▶ What you are asked to do
In your copy, leave out the pictures and repeat the entries below exactly.

-- Start --

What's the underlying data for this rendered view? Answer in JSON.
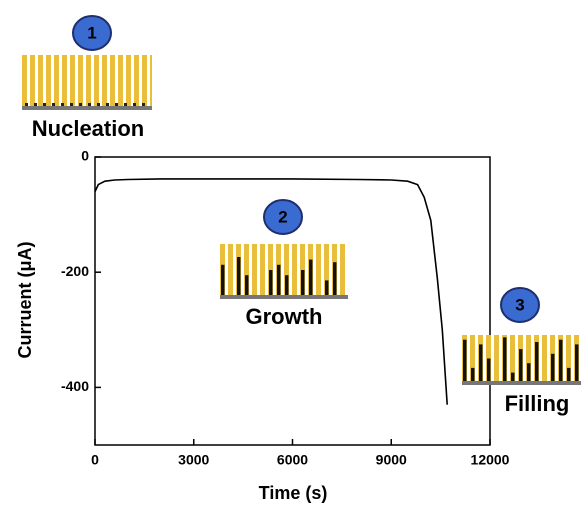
{
  "chart_data": {
    "type": "line",
    "x_label": "Time (s)",
    "y_label": "Curruent (μA)",
    "x": [
      0,
      100,
      300,
      600,
      1000,
      2000,
      4000,
      6000,
      8000,
      9000,
      9500,
      9800,
      10000,
      10200,
      10400,
      10550,
      10700
    ],
    "values": [
      -60,
      -48,
      -42,
      -40,
      -39,
      -38,
      -38,
      -38,
      -39,
      -40,
      -42,
      -48,
      -70,
      -110,
      -210,
      -300,
      -430
    ],
    "color": "#000000",
    "xlim": [
      0,
      12000
    ],
    "xticks": [
      0,
      3000,
      6000,
      9000,
      12000
    ],
    "ylim": [
      -500,
      0
    ],
    "yticks": [
      0,
      -200,
      -400
    ],
    "annotations": [
      {
        "number": 1,
        "label": "Nucleation"
      },
      {
        "number": 2,
        "label": "Growth"
      },
      {
        "number": 3,
        "label": "Filling"
      }
    ]
  }
}
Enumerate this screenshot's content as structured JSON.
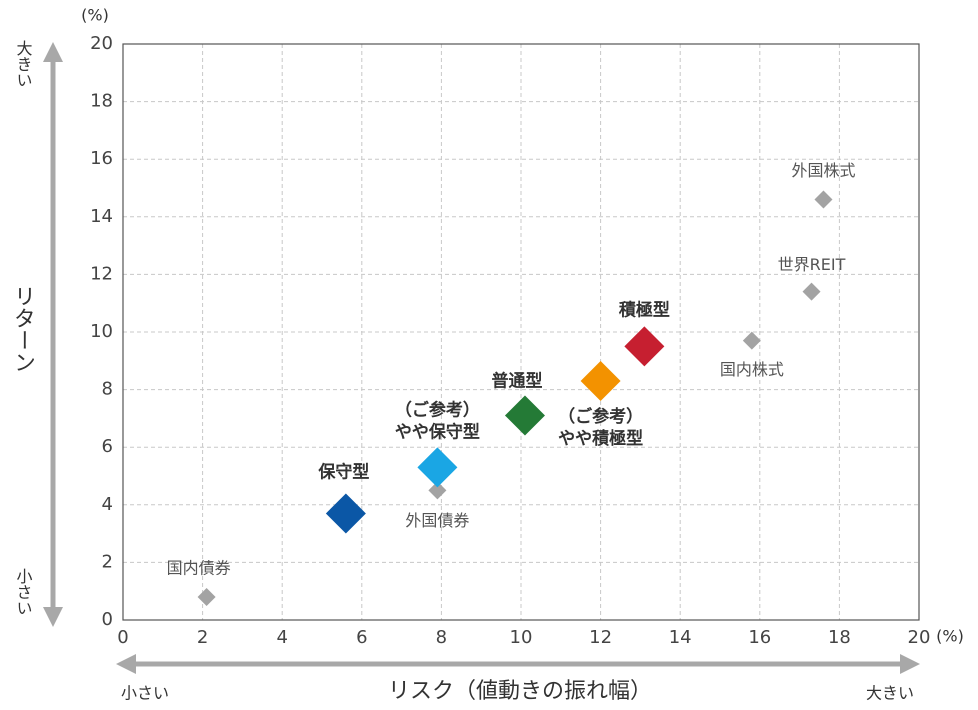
{
  "chart_data": {
    "type": "scatter",
    "y_unit": "(%)",
    "x_unit": "(%)",
    "ylabel": "リターン",
    "y_high": "大きい",
    "y_low": "小さい",
    "xlabel": "リスク（値動きの振れ幅）",
    "x_low": "小さい",
    "x_high": "大きい",
    "xlim": [
      0,
      20
    ],
    "ylim": [
      0,
      20
    ],
    "xticks": [
      0,
      2,
      4,
      6,
      8,
      10,
      12,
      14,
      16,
      18,
      20
    ],
    "yticks": [
      0,
      2,
      4,
      6,
      8,
      10,
      12,
      14,
      16,
      18,
      20
    ],
    "grid": true,
    "series": [
      {
        "color": "#a3a3a3",
        "points": [
          {
            "label": [
              "国内債券"
            ],
            "x": 2.1,
            "y": 0.8
          },
          {
            "label": [
              "外国債券"
            ],
            "x": 7.9,
            "y": 4.5
          },
          {
            "label": [
              "国内株式"
            ],
            "x": 15.8,
            "y": 9.7
          },
          {
            "label": [
              "世界REIT"
            ],
            "x": 17.3,
            "y": 11.4
          },
          {
            "label": [
              "外国株式"
            ],
            "x": 17.6,
            "y": 14.6
          }
        ]
      },
      {
        "points": [
          {
            "label": [
              "保守型"
            ],
            "x": 5.6,
            "y": 3.7,
            "color": "#0b57a6"
          },
          {
            "label": [
              "（ご参考）",
              "やや保守型"
            ],
            "x": 7.9,
            "y": 5.3,
            "color": "#1aa6e4"
          },
          {
            "label": [
              "普通型"
            ],
            "x": 10.1,
            "y": 7.1,
            "color": "#247a36"
          },
          {
            "label": [
              "（ご参考）",
              "やや積極型"
            ],
            "x": 12.0,
            "y": 8.3,
            "color": "#f39200"
          },
          {
            "label": [
              "積極型"
            ],
            "x": 13.1,
            "y": 9.5,
            "color": "#c61f30"
          }
        ]
      }
    ]
  }
}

-- End --

▶ Final result
What's the underlying data for this rendered view? Answer in JSON.
{
  "chart_data": {
    "type": "line",
    "x_label": "Time (s)",
    "y_label": "Curruent (μA)",
    "x": [
      0,
      100,
      300,
      600,
      1000,
      2000,
      4000,
      6000,
      8000,
      9000,
      9500,
      9800,
      10000,
      10200,
      10400,
      10550,
      10700
    ],
    "values": [
      -60,
      -48,
      -42,
      -40,
      -39,
      -38,
      -38,
      -38,
      -39,
      -40,
      -42,
      -48,
      -70,
      -110,
      -210,
      -300,
      -430
    ],
    "color": "#000000",
    "xlim": [
      0,
      12000
    ],
    "xticks": [
      0,
      3000,
      6000,
      9000,
      12000
    ],
    "ylim": [
      -500,
      0
    ],
    "yticks": [
      0,
      -200,
      -400
    ],
    "annotations": [
      {
        "number": 1,
        "label": "Nucleation"
      },
      {
        "number": 2,
        "label": "Growth"
      },
      {
        "number": 3,
        "label": "Filling"
      }
    ]
  }
}
Enumerate this screenshot's content as structured JSON.
{
  "chart_data": {
    "type": "scatter",
    "y_unit": "(%)",
    "x_unit": "(%)",
    "ylabel": "リターン",
    "y_high": "大きい",
    "y_low": "小さい",
    "xlabel": "リスク（値動きの振れ幅）",
    "x_low": "小さい",
    "x_high": "大きい",
    "xlim": [
      0,
      20
    ],
    "ylim": [
      0,
      20
    ],
    "xticks": [
      0,
      2,
      4,
      6,
      8,
      10,
      12,
      14,
      16,
      18,
      20
    ],
    "yticks": [
      0,
      2,
      4,
      6,
      8,
      10,
      12,
      14,
      16,
      18,
      20
    ],
    "grid": true,
    "series": [
      {
        "color": "#a3a3a3",
        "points": [
          {
            "label": [
              "国内債券"
            ],
            "x": 2.1,
            "y": 0.8
          },
          {
            "label": [
              "外国債券"
            ],
            "x": 7.9,
            "y": 4.5
          },
          {
            "label": [
              "国内株式"
            ],
            "x": 15.8,
            "y": 9.7
          },
          {
            "label": [
              "世界REIT"
            ],
            "x": 17.3,
            "y": 11.4
          },
          {
            "label": [
              "外国株式"
            ],
            "x": 17.6,
            "y": 14.6
          }
        ]
      },
      {
        "points": [
          {
            "label": [
              "保守型"
            ],
            "x": 5.6,
            "y": 3.7,
            "color": "#0b57a6"
          },
          {
            "label": [
              "（ご参考）",
              "やや保守型"
            ],
            "x": 7.9,
            "y": 5.3,
            "color": "#1aa6e4"
          },
          {
            "label": [
              "普通型"
            ],
            "x": 10.1,
            "y": 7.1,
            "color": "#247a36"
          },
          {
            "label": [
              "（ご参考）",
              "やや積極型"
            ],
            "x": 12.0,
            "y": 8.3,
            "color": "#f39200"
          },
          {
            "label": [
              "積極型"
            ],
            "x": 13.1,
            "y": 9.5,
            "color": "#c61f30"
          }
        ]
      }
    ]
  }
}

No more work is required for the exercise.